后来编写《欧美流行音乐指南》的时候,我决定收录一个词条:来自斯洛文尼亚的“拉巴克斯”(Laibach),因为他们是东欧最危险的摇滚乐队——无论对当局还是对乐队自身而言。在查阅他们的资料时,我发现,他们经常因为演出而被捕,有时候演出刚刚开始没多久,警察就来把他们抓走。这支在80年代初期组建的乐队,在那样不可思议的环境下竟然一直存活到东欧解体。
后来我们知道的更多的是媒体和书籍里经常提到的捷克摇滚乐队“宇宙塑料人”(The Plastic People Of The Universe),以及他们那首常被提及的著名的《百分之百》:“他们害怕电台,他们害怕技术,害怕信息自由流动。害怕《巴黎竞赛画报》,害怕电传,害怕古登堡,害怕施乐,害怕国际商业机器公司,害怕所有的波长……那么我们究竟为什么要怕他们?”

在过去的几十年间,中国人对那片兄弟加友好的东欧国家的文化非常了解,东欧电影、文学、戏剧、艺术……在冷战年代,他们一直为我们提供和我们那个年代一样荒唐的精神补给。但我们对东欧摇滚乐的了解,直到开放之后,才略知一二。由于过去东欧社会主义国家压制摇滚乐,开放以前我们不可能听到东欧摇滚乐;开放之后,英语或发达国家的文化一直在影响我们,东欧摇滚乐从来没有进入欧美主流音乐市场,不管是在纸媒还是互联网时代,小语种国家文化传播上的劣势导致我们对东欧摇滚乐及其环境依然一无所知,并且也不感兴趣。

就我个人而言,这些年听到的东欧地区的音乐已经算很多了,主要是传统民歌,后来也慢慢听到了一些摇滚乐、电子音乐,从风格上讲,它们与西欧、美国的音乐形式已没什么区别,只是本民族的音乐语言在标准的流行摇滚格式下会时隐时现。这些后东欧时代的摇滚乐,仅仅是地理位置上的不同而已。

我好奇的是,从60年代摇滚乐出现以来,一直到东欧解体这段时间,东欧有摇滚乐吗?如果有,会是什么样子,他们的命运会是如何?进而我会联想和类比到中国——在大跃进、文革时期,如果中国出现一支摇滚乐队,会是什么样子?想想当年文革后期,由于姚文元在审查《新闻简报》时的一次疏漏,让马季的相声随着电影在全国播放,人们的那种欣喜反应就像看到了曙光。想想当年张扬因为写《第二次握手》,一度被判死刑……可想而知,在那个年代,中国胆敢有一支摇滚乐队,会死无葬身之地。

直到最近,我看完两本关于冷战时期西方摇滚与东欧世界的书——埃里克·克舒鲍姆(Erik Kirschbaum)的《撼动柏林围墙:布鲁斯·斯普林斯廷改变世界的演唱会》(Rocking The Wall:Bruce Springsteen: The Untold Story of a Concert in East Berlin That Changedthe World)和莱斯利·伍德海德(Leslie Woodhead)的《回到苏联:披头士震撼克里姆林宫》(How the Beatles Rockedthe Kremlin: The Untold Story of a Noisy Revolution),才得以窥之一斑。书里描述的一切,和我想象的一样,阅读这两本书的时候感觉就像自己亲身经历的一样,那些字里行间传递的信息成了我验证最初想象的过程。

▶ **任务**
这段讲东欧摇滚乐的文字里,用书名号《》标出的名称有哪些?请全部列出。

▶ **原始资料**

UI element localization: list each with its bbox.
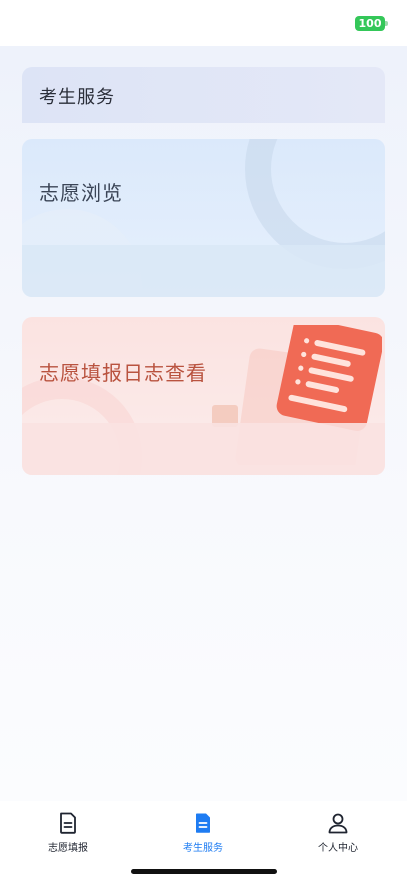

▶ **回答**
《欧美流行音乐指南》
《百分之百》
《巴黎竞赛画报》
《新闻简报》
《第二次握手》
《撼动柏林围墙:布鲁斯·斯普林斯廷改变世界的演唱会》
《回到苏联:披头士震撼克里姆林宫》